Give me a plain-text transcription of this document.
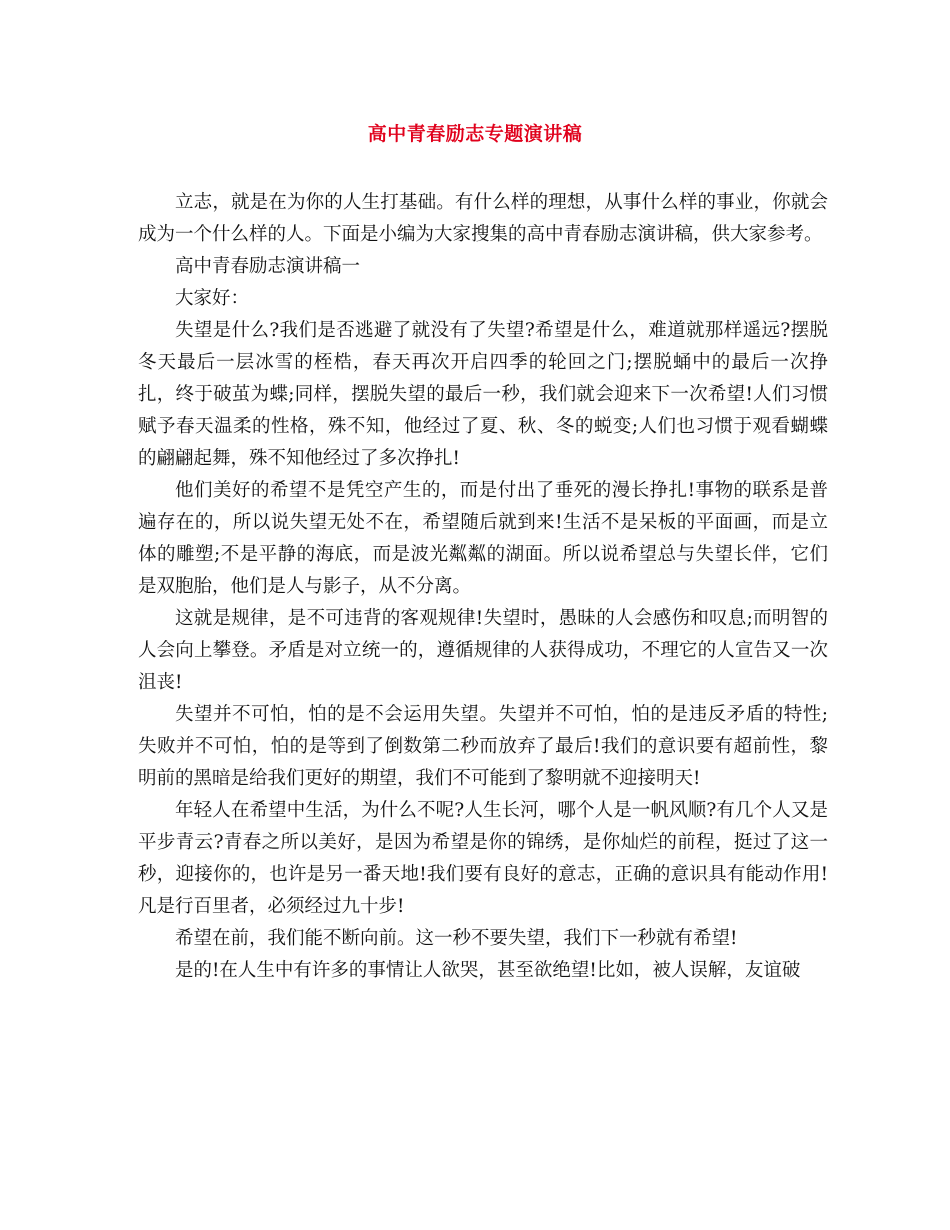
高中青春励志专题演讲稿

立志，就是在为你的人生打基础。有什么样的理想，从事什么样的事业，你就会成为一个什么样的人。下面是小编为大家搜集的高中青春励志演讲稿，供大家参考。

高中青春励志演讲稿一

大家好：

失望是什么?我们是否逃避了就没有了失望?希望是什么，难道就那样遥远?摆脱冬天最后一层冰雪的桎梏，春天再次开启四季的轮回之门;摆脱蛹中的最后一次挣扎，终于破茧为蝶;同样，摆脱失望的最后一秒，我们就会迎来下一次希望!人们习惯赋予春天温柔的性格，殊不知，他经过了夏、秋、冬的蜕变;人们也习惯于观看蝴蝶的翩翩起舞，殊不知他经过了多次挣扎!

他们美好的希望不是凭空产生的，而是付出了垂死的漫长挣扎!事物的联系是普遍存在的，所以说失望无处不在，希望随后就到来!生活不是呆板的平面画，而是立体的雕塑;不是平静的海底，而是波光粼粼的湖面。所以说希望总与失望长伴，它们是双胞胎，他们是人与影子，从不分离。

这就是规律，是不可违背的客观规律!失望时，愚昧的人会感伤和叹息;而明智的人会向上攀登。矛盾是对立统一的，遵循规律的人获得成功，不理它的人宣告又一次沮丧!

失望并不可怕，怕的是不会运用失望。失望并不可怕，怕的是违反矛盾的特性;失败并不可怕，怕的是等到了倒数第二秒而放弃了最后!我们的意识要有超前性，黎明前的黑暗是给我们更好的期望，我们不可能到了黎明就不迎接明天!

年轻人在希望中生活，为什么不呢?人生长河，哪个人是一帆风顺?有几个人又是平步青云?青春之所以美好，是因为希望是你的锦绣，是你灿烂的前程，挺过了这一秒，迎接你的，也许是另一番天地!我们要有良好的意志，正确的意识具有能动作用!凡是行百里者，必须经过九十步!

希望在前，我们能不断向前。这一秒不要失望，我们下一秒就有希望!

是的!在人生中有许多的事情让人欲哭，甚至欲绝望!比如，被人误解，友谊破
* * * * * * *
▸ **Work required**
Pictures are excluded; copy every other part of the records exactly.

▸ **Full output**
Give me a plain-text transcription of this document.
高中青春励志专题演讲稿

立志，就是在为你的人生打基础。有什么样的理想，从事什么样的事业，你就会成为一个什么样的人。下面是小编为大家搜集的高中青春励志演讲稿，供大家参考。

高中青春励志演讲稿一

大家好：

失望是什么?我们是否逃避了就没有了失望?希望是什么，难道就那样遥远?摆脱冬天最后一层冰雪的桎梏，春天再次开启四季的轮回之门;摆脱蛹中的最后一次挣扎，终于破茧为蝶;同样，摆脱失望的最后一秒，我们就会迎来下一次希望!人们习惯赋予春天温柔的性格，殊不知，他经过了夏、秋、冬的蜕变;人们也习惯于观看蝴蝶的翩翩起舞，殊不知他经过了多次挣扎!

他们美好的希望不是凭空产生的，而是付出了垂死的漫长挣扎!事物的联系是普遍存在的，所以说失望无处不在，希望随后就到来!生活不是呆板的平面画，而是立体的雕塑;不是平静的海底，而是波光粼粼的湖面。所以说希望总与失望长伴，它们是双胞胎，他们是人与影子，从不分离。

这就是规律，是不可违背的客观规律!失望时，愚昧的人会感伤和叹息;而明智的人会向上攀登。矛盾是对立统一的，遵循规律的人获得成功，不理它的人宣告又一次沮丧!

失望并不可怕，怕的是不会运用失望。失望并不可怕，怕的是违反矛盾的特性;失败并不可怕，怕的是等到了倒数第二秒而放弃了最后!我们的意识要有超前性，黎明前的黑暗是给我们更好的期望，我们不可能到了黎明就不迎接明天!

年轻人在希望中生活，为什么不呢?人生长河，哪个人是一帆风顺?有几个人又是平步青云?青春之所以美好，是因为希望是你的锦绣，是你灿烂的前程，挺过了这一秒，迎接你的，也许是另一番天地!我们要有良好的意志，正确的意识具有能动作用!凡是行百里者，必须经过九十步!

希望在前，我们能不断向前。这一秒不要失望，我们下一秒就有希望!

是的!在人生中有许多的事情让人欲哭，甚至欲绝望!比如，被人误解，友谊破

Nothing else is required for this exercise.